JOB —
Where a line of the material contains the string "field", copy that line.

[Stored data]
· · · · ·
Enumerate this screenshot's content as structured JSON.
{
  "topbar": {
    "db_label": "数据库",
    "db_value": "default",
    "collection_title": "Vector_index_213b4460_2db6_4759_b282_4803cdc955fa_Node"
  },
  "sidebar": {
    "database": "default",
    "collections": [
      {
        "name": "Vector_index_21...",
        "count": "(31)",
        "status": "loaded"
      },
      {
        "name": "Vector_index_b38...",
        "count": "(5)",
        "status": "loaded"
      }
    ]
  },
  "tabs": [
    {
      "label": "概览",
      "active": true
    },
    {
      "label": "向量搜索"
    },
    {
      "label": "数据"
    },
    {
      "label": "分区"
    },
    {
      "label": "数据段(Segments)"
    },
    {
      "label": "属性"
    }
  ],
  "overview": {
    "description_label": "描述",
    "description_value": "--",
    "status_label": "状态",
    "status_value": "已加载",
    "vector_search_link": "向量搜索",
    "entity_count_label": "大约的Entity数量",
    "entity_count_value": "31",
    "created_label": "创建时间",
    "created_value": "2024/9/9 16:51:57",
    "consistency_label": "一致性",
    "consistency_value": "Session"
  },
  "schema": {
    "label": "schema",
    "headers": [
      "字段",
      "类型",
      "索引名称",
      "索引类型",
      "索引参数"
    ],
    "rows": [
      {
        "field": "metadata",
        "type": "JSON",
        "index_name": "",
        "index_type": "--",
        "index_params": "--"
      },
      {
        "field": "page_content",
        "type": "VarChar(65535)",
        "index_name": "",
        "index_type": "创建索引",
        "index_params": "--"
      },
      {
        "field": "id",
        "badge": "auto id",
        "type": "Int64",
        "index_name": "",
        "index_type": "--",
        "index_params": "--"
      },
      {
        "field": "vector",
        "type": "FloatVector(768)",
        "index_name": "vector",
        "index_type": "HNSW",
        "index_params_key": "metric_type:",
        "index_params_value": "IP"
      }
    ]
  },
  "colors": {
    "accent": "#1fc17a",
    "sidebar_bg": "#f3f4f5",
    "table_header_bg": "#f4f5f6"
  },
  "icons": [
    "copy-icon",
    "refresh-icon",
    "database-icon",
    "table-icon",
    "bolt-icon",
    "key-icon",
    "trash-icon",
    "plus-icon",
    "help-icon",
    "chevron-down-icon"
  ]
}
· · · · ·
EXERCISE ANSWER —
        "field": "metadata",
        "field": "page_content",
        "field": "id",
        "field": "vector",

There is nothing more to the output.